Read the entries below and pull out each line with the string "Output".

=== Rows ===
__________________________________________________

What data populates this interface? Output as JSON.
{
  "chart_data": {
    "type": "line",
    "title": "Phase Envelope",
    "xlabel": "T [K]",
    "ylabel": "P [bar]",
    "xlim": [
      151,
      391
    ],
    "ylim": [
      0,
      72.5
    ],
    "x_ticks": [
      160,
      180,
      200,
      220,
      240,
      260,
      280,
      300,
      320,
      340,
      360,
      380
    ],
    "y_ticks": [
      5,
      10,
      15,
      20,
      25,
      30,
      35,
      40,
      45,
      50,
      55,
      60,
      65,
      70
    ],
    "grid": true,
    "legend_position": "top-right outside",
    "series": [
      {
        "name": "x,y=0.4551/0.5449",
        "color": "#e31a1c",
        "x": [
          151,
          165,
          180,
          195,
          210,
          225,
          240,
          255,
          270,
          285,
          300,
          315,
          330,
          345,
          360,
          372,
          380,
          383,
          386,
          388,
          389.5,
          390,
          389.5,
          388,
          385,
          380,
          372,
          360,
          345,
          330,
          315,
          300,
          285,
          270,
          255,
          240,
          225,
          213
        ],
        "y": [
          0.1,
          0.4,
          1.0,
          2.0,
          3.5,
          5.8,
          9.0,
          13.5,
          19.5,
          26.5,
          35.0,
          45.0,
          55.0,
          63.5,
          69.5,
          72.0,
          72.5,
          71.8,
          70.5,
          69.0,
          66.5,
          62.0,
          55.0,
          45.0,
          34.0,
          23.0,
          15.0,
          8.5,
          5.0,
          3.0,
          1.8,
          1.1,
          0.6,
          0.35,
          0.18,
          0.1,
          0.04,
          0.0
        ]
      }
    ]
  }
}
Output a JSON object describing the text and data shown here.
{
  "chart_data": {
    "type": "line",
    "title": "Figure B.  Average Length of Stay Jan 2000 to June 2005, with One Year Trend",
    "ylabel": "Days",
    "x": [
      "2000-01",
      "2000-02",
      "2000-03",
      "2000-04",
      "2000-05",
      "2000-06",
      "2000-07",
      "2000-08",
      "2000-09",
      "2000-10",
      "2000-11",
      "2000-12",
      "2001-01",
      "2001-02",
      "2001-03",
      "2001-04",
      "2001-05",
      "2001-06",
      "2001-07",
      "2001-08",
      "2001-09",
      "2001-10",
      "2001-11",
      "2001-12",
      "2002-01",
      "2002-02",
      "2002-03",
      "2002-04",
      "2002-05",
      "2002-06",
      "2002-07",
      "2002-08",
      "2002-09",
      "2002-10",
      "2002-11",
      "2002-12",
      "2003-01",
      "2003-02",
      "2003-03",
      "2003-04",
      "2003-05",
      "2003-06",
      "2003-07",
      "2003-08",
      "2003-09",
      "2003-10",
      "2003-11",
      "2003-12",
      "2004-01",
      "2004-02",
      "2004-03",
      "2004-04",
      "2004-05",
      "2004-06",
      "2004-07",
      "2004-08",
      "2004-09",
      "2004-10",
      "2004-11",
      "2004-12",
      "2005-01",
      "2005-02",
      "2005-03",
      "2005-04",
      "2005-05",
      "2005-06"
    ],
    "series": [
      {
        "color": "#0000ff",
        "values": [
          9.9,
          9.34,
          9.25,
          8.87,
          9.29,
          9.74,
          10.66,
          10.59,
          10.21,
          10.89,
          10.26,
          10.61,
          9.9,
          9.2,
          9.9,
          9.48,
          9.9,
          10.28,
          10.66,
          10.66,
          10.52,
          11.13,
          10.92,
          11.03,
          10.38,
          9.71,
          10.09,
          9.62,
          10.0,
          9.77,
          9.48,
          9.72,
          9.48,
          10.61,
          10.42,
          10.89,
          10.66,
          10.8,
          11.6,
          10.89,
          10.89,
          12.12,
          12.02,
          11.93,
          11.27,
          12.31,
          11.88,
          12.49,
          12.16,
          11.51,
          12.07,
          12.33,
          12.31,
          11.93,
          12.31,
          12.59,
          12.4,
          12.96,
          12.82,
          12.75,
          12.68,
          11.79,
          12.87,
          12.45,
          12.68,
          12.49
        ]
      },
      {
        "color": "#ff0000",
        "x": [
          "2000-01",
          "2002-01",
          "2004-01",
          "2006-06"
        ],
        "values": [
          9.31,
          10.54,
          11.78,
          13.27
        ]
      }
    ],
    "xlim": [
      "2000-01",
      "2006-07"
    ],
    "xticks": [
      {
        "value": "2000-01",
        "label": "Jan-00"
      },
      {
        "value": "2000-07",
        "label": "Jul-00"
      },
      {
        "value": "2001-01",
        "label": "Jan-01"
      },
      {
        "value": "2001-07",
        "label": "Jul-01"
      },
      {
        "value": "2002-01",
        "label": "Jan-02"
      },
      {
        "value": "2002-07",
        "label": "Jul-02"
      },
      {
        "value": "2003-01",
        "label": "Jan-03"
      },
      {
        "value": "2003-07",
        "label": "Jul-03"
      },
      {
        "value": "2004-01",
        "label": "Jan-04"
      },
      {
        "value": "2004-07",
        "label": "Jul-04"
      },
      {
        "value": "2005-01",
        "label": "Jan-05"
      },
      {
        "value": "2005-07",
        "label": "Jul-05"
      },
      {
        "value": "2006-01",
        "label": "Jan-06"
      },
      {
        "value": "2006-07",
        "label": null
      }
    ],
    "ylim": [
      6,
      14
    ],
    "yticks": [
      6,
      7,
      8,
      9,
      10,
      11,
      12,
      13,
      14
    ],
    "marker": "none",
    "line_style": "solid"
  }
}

__________________________________________________

=== Solved problem ===
What data populates this interface? Output as JSON.
Output a JSON object describing the text and data shown here.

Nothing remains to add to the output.